Records to use:
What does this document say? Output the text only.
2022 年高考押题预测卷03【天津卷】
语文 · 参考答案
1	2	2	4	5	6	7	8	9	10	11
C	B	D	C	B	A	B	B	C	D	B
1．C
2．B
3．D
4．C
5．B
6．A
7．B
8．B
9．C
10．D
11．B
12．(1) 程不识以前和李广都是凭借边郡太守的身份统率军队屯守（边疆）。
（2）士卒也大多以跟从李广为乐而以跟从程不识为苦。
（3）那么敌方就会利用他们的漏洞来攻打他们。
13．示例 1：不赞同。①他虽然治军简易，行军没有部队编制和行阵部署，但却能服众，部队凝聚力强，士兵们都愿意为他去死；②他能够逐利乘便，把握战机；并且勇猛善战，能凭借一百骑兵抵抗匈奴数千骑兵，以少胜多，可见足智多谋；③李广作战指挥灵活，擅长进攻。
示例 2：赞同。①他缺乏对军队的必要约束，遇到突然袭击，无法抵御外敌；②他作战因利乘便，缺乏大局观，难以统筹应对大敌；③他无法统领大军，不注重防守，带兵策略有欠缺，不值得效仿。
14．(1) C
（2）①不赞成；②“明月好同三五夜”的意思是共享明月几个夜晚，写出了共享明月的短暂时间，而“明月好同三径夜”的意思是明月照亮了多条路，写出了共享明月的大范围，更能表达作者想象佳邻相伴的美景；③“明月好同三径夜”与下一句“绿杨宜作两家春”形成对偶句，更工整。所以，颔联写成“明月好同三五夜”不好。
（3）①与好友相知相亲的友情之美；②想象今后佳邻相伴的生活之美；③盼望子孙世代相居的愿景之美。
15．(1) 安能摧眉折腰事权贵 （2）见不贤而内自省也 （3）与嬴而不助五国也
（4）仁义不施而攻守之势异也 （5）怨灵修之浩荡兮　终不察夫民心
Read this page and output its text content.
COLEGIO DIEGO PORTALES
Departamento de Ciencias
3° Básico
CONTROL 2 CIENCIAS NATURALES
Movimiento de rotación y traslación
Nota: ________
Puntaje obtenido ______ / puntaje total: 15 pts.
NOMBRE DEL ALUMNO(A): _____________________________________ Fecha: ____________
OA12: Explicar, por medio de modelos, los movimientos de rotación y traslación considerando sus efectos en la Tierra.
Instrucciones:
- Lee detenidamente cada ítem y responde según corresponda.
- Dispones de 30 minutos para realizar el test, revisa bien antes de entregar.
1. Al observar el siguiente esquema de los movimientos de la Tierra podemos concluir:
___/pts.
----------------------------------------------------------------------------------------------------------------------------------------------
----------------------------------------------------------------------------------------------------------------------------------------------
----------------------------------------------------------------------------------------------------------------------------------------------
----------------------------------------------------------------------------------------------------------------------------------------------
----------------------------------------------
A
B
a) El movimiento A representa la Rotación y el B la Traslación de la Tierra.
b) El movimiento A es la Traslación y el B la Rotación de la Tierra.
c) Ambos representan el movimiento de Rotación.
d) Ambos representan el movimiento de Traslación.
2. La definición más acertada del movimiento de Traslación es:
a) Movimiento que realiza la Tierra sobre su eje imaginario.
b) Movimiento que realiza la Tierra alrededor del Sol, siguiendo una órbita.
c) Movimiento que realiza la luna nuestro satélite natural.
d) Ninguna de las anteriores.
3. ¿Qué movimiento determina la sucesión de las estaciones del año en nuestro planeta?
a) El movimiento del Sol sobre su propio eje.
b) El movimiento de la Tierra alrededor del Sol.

Instruction: Select the lines in this material that hold the word "alrededor", leaving none out.

Task solution:
b) Movimiento que realiza la Tierra alrededor del Sol, siguiendo una órbita.
b) El movimiento de la Tierra alrededor del Sol.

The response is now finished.